FIG. 7 depicts a portion of FIG. 6A. As may be seen, vibratory electromagnetic actuator 650 includes two axial air gaps 770A and 770B that are located between bobbin assembly 654 and counterweight assembly 655. As used herein, the phrase “axial air gap” refers to an air gap that has at least a component that extends on a plane normal to the direction of primary relative movement (represented by arrow 600A in FIG. 6A-more on this below) between bobbin assembly 654 and counterweight assembly 655 such that the air gap is bounded by the bobbin assembly 654 and counterweight assembly 655 in the direction of relative movement between the two.

Accordingly, the phrase “axial air gap” is not limited to an annular air gap, and encompasses air gaps that are formed by straight walls of the components (which may be present in designs utilizing bar magnets and bobbins that have a non-circular (e.g. square) core surface). With respect to a radially symmetrical bobbin assembly 654 and counterweight assembly 655, cross-sections of which are depicted in FIGS. 6A-7, air gaps 770A and 770B extend in the direction of relative movement between bobbin assembly 654 and counterweight assembly 655, air gaps 770A and 770B are bounded as detailed above in the “axial” direction. With respect to FIG. 7, the boundaries of axial air gap 770B are defined by surface 754B of bobbin 654A and surface 760B of yoke 660A.

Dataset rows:
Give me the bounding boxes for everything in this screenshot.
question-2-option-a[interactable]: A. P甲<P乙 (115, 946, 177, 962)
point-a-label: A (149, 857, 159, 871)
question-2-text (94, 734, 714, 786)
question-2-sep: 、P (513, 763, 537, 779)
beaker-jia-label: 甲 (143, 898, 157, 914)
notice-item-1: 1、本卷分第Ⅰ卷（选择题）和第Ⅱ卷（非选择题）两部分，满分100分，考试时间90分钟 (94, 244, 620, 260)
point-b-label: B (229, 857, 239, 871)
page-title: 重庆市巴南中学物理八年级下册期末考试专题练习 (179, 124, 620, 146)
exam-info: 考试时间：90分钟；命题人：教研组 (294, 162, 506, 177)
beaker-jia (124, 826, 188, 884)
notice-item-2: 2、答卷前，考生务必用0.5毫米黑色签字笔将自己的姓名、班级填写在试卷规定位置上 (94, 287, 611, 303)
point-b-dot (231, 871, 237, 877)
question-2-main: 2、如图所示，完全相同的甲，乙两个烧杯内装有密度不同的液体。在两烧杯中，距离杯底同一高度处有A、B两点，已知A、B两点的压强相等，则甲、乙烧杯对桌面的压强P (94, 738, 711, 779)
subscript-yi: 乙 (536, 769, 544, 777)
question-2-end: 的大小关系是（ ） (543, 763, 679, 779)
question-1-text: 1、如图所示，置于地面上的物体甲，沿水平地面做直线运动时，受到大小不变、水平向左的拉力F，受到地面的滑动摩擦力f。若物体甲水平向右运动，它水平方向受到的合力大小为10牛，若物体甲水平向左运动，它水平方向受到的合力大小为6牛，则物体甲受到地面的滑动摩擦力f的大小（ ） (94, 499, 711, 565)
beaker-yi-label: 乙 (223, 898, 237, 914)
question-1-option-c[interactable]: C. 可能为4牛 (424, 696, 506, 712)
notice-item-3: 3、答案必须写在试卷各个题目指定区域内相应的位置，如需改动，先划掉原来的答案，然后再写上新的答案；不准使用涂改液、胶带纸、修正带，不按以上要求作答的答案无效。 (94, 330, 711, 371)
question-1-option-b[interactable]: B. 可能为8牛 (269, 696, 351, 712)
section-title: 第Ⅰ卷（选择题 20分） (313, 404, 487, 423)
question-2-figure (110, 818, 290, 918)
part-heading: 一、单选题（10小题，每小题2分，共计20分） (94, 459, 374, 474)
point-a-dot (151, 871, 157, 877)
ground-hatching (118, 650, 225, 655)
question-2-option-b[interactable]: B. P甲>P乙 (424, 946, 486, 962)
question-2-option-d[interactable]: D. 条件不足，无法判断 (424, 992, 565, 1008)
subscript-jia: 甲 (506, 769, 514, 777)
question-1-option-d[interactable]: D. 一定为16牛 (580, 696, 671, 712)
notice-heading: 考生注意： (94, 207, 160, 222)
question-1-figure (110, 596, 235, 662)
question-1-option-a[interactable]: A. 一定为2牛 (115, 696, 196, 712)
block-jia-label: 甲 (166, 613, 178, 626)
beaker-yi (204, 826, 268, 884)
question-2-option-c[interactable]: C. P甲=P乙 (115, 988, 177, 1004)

TASKS:
1 – Reproduce the passage on axial air gaps word for word, starting at "FIG. 7 depicts" and ending at "between the two.".
2 – Carry on writing the passage on axial air gaps from the point where it stops.

OUTPUTS BY TASK:
1 –
FIG. 7 depicts a portion of FIG. 6A. As may be seen, vibratory electromagnetic actuator 650 includes two axial air gaps 770A and 770B that are located between bobbin assembly 654 and counterweight assembly 655. As used herein, the phrase “axial air gap” refers to an air gap that has at least a component that extends on a plane normal to the direction of primary relative movement (represented by arrow 600A in FIG. 6A-more on this below) between bobbin assembly 654 and counterweight assembly 655 such that the air gap is bounded by the bobbin assembly 654 and counterweight assembly 655 in the direction of relative movement between the two.

2 –
It is noted that the primary direction of relative motion of the counterweight assembly of the electromagnetic transducer is parallel to the longitudinal direction of the electromagnetic transducer, and with respect to utilization of the transducers in a bone conduction device, normal to the tangent of the surface of the bone 136 (or, more accurately, an extrapolated surface of the bone 136) local to the bone fixtures. It is noted that by “primary direction of relative motion,” it is recognized that the counterweight assembly may move inward towards the longitudinal axis of the electromagnetic actuator owing to the flexing of the springs (providing, at least, that the spring does not stretch outward, in which case it may move outward or not move in this dimension at all), but that most of the movement is normal to this direction.

Further as may be seen in FIG. 7, in contrast to the device of FIG. 5, the vibratory electromagnetic actuator 650 includes no radial air gaps located, for example, between bobbin assembly 654 and counterweight assembly 655. As used herein, the phrase “radial air gap” refers to an air gap that has at least a component that extends on a plane normal to the direction of relative movement between bobbin assembly 654 and counterweight assembly 655 such that the air gap is bounded by bobbin assembly 654 and counterweight assembly 655 in a direction normal to the primary direction of relative movement between the two (represented by arrow 600A in FIG. 6A). Accordingly, in some exemplary designs, due to the feature of the conductive springs 656 and 657, the radial air gaps of the configuration of FIG. 5 are not utilized in the design of FIG. 6A and variations thereof, and, in some designs and variations thereof, there are no additional axial air gaps than those depicted in FIG. 6A.

As can be seen in FIG. 7, the permanent magnets 658A and 658B are arranged such that their respective south poles face each other, and their respective north poles face away from each other. It is noted that in other designs, the respective south poles may face away from each other and the respective north poles may face each other.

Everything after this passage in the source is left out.